## Input data

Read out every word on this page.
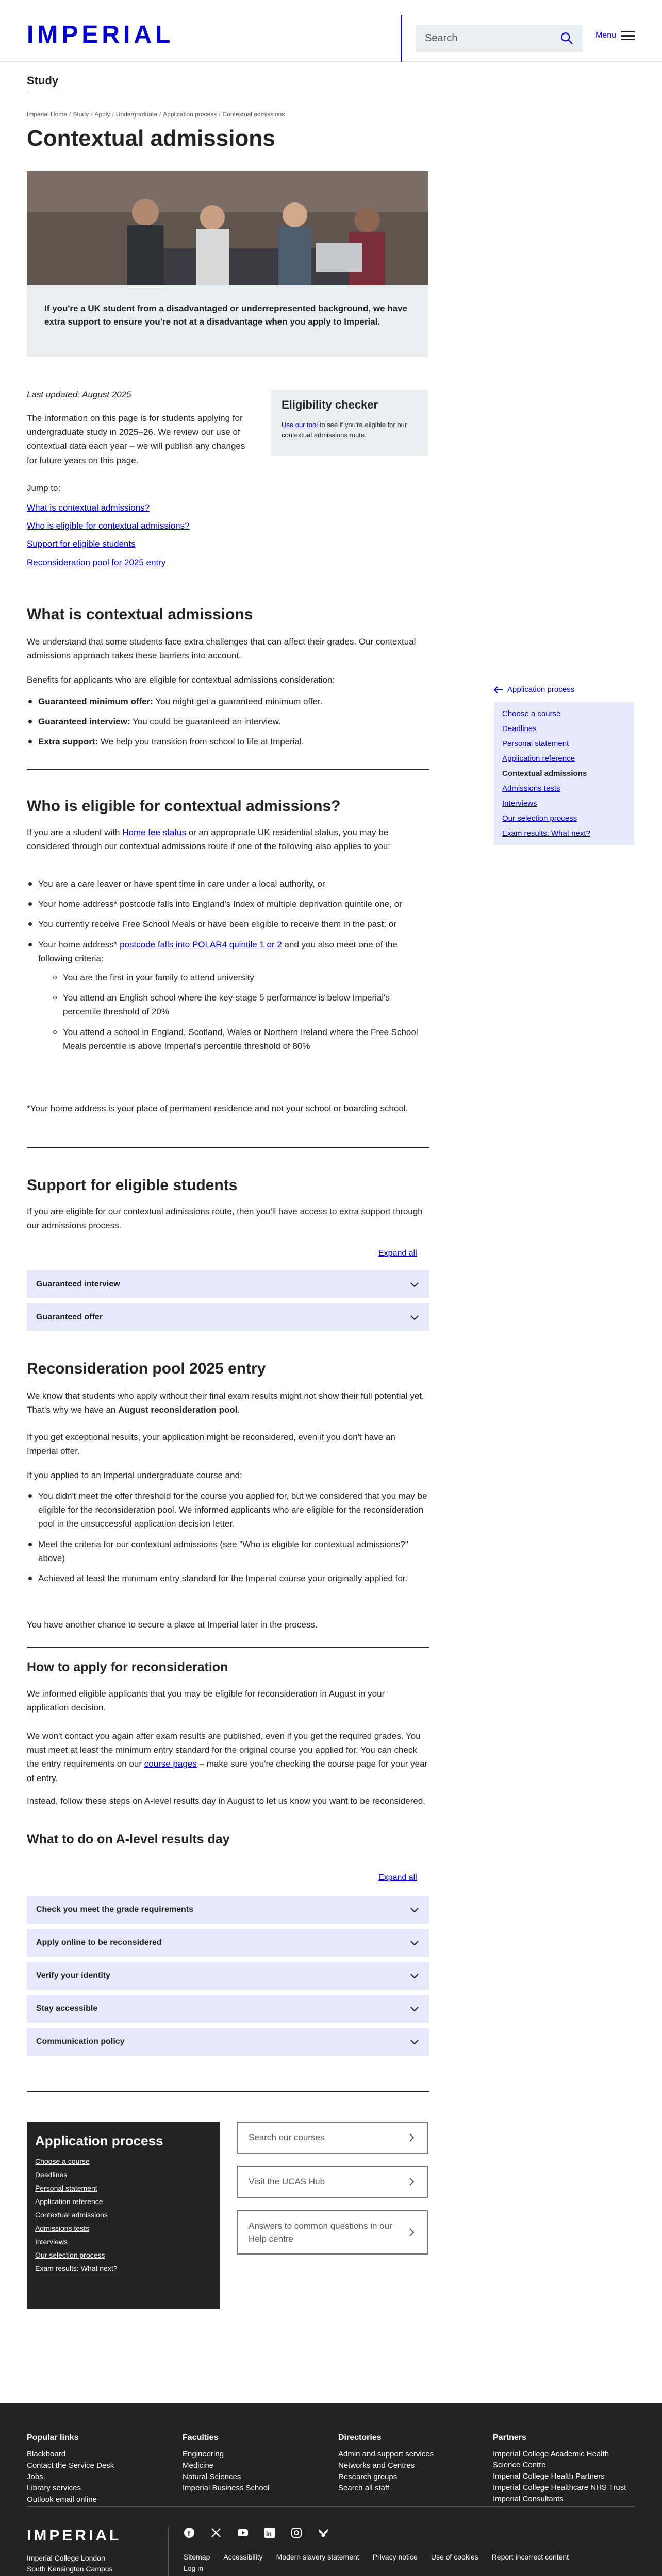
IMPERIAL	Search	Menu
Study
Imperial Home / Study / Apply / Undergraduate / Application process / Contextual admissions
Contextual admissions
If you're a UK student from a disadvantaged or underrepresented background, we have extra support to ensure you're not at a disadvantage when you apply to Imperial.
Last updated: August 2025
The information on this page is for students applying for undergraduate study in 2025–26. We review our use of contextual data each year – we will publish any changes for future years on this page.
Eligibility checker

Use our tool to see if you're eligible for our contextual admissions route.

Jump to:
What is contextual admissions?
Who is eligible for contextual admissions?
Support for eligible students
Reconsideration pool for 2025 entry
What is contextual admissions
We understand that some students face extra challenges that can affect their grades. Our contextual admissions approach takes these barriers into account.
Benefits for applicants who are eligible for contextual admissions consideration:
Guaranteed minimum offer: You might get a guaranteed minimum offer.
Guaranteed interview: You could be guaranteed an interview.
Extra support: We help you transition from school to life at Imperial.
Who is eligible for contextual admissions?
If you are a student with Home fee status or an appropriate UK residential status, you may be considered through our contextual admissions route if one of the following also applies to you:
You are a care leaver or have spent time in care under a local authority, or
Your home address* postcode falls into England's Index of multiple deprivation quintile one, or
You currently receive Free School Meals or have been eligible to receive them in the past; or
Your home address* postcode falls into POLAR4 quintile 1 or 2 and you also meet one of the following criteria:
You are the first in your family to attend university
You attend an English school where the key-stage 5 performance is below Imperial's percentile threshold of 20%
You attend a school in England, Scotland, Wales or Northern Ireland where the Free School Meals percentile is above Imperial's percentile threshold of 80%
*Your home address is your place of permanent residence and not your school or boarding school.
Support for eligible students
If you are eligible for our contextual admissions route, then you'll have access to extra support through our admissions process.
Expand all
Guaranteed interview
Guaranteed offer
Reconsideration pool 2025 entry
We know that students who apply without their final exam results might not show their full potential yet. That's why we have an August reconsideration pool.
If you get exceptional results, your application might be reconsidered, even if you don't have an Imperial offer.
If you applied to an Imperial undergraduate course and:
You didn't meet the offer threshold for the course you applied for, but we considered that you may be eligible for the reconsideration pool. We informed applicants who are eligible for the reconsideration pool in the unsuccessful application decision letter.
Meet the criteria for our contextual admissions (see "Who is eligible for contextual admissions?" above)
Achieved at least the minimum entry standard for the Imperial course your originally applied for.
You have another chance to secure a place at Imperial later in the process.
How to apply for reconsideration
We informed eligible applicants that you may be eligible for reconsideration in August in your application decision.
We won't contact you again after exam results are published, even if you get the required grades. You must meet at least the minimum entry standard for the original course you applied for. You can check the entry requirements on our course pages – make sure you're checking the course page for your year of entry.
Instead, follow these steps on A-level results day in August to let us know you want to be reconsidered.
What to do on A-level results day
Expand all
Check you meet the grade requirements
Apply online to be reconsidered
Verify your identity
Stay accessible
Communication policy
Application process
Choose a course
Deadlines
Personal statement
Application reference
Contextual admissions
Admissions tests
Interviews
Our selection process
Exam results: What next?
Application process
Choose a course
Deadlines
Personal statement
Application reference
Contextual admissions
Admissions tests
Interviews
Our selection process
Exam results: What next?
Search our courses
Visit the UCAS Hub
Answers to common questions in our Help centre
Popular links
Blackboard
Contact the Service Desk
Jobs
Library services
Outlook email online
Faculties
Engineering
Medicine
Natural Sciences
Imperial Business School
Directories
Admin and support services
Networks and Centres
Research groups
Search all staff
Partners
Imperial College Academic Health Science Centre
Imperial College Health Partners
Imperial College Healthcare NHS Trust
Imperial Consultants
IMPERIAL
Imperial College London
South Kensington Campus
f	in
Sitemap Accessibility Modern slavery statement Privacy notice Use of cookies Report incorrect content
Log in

* * *

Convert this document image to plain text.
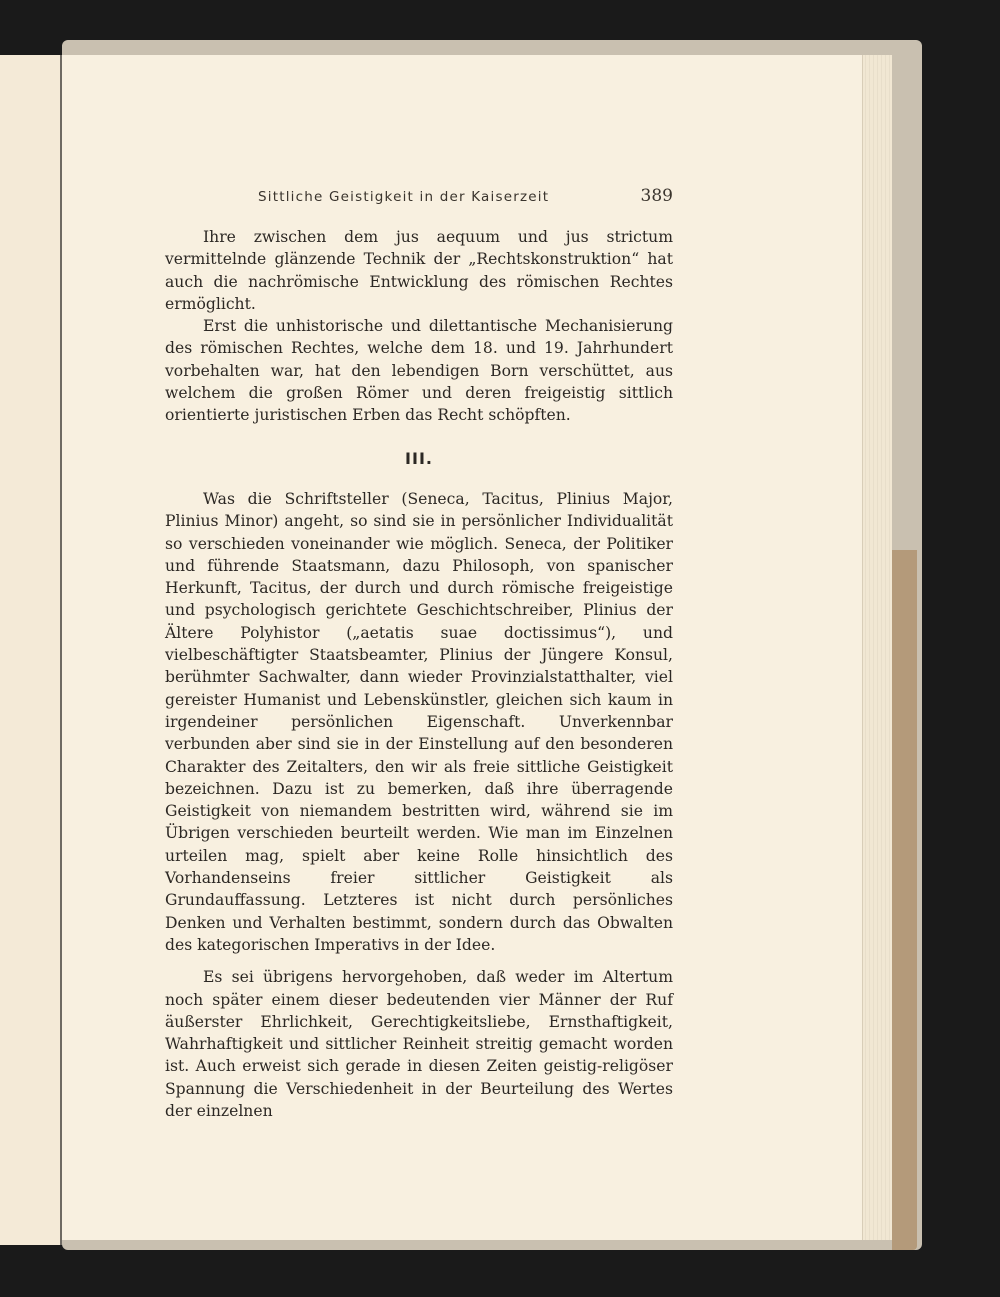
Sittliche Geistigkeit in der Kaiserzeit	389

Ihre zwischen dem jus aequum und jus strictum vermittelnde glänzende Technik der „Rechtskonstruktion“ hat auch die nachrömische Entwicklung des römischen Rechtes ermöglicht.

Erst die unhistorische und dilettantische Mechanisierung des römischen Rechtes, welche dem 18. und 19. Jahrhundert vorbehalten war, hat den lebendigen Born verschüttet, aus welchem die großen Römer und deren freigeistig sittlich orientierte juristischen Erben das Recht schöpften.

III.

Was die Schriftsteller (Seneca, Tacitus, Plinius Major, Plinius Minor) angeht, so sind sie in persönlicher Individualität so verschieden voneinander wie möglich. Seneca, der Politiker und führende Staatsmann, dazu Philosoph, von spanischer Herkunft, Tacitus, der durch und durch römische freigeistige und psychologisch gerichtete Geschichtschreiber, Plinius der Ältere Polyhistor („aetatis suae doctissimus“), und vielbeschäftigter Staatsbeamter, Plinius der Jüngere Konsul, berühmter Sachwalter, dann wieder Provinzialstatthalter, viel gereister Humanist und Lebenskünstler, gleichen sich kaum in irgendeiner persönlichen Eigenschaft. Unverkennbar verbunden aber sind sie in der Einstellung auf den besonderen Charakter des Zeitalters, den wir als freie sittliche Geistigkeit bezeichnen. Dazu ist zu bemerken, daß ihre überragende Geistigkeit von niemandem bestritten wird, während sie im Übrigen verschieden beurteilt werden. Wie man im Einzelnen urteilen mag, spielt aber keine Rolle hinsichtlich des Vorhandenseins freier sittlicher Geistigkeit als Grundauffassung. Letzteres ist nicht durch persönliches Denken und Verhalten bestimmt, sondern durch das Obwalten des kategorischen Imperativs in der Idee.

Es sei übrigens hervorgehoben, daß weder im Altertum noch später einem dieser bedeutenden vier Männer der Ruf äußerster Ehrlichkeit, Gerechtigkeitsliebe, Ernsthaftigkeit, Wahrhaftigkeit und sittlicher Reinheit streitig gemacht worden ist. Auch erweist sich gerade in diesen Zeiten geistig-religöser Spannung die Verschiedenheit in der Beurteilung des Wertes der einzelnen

--

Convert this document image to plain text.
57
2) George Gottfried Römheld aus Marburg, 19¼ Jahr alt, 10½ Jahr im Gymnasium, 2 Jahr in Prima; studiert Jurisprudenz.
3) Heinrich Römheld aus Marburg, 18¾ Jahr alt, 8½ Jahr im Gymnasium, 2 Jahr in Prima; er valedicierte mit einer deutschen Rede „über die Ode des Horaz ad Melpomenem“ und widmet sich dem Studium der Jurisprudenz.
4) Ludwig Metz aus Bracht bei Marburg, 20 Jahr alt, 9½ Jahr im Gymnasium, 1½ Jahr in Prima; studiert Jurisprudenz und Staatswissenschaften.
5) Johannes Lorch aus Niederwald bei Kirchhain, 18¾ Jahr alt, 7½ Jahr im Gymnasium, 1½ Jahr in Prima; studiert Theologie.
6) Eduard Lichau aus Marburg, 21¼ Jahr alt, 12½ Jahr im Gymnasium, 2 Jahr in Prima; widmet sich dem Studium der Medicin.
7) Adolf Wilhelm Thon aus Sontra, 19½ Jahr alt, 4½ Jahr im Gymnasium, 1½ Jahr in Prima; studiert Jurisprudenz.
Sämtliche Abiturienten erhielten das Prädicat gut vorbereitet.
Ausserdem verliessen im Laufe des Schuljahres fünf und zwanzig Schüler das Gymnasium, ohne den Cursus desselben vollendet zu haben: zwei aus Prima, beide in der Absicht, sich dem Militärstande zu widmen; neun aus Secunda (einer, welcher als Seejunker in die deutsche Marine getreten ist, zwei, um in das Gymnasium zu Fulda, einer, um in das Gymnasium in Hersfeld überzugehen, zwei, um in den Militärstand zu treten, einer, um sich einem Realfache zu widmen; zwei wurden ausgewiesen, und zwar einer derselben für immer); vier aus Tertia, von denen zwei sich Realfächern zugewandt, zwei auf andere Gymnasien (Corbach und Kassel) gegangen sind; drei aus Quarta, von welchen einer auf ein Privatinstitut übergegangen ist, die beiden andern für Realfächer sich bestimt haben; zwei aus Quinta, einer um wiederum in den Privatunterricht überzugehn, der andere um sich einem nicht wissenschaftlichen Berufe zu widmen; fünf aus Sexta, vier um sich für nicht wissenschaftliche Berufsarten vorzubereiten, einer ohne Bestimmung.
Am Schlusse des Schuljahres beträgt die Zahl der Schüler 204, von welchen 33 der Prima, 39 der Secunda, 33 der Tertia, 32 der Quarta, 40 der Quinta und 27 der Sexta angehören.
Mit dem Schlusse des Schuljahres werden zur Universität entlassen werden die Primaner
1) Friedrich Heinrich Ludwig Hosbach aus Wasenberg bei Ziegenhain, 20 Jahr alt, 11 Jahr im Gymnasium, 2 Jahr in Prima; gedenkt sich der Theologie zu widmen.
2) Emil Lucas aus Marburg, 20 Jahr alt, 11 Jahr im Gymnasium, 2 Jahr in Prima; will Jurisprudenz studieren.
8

## Problem details
Each line that has the word "attend" should be copied.

## Result of this task
You are the first in your family to attend university
You attend an English school where the key-stage 5 performance is below Imperial's percentile threshold of 20%
You attend a school in England, Scotland, Wales or Northern Ireland where the Free School Meals percentile is above Imperial's percentile threshold of 80%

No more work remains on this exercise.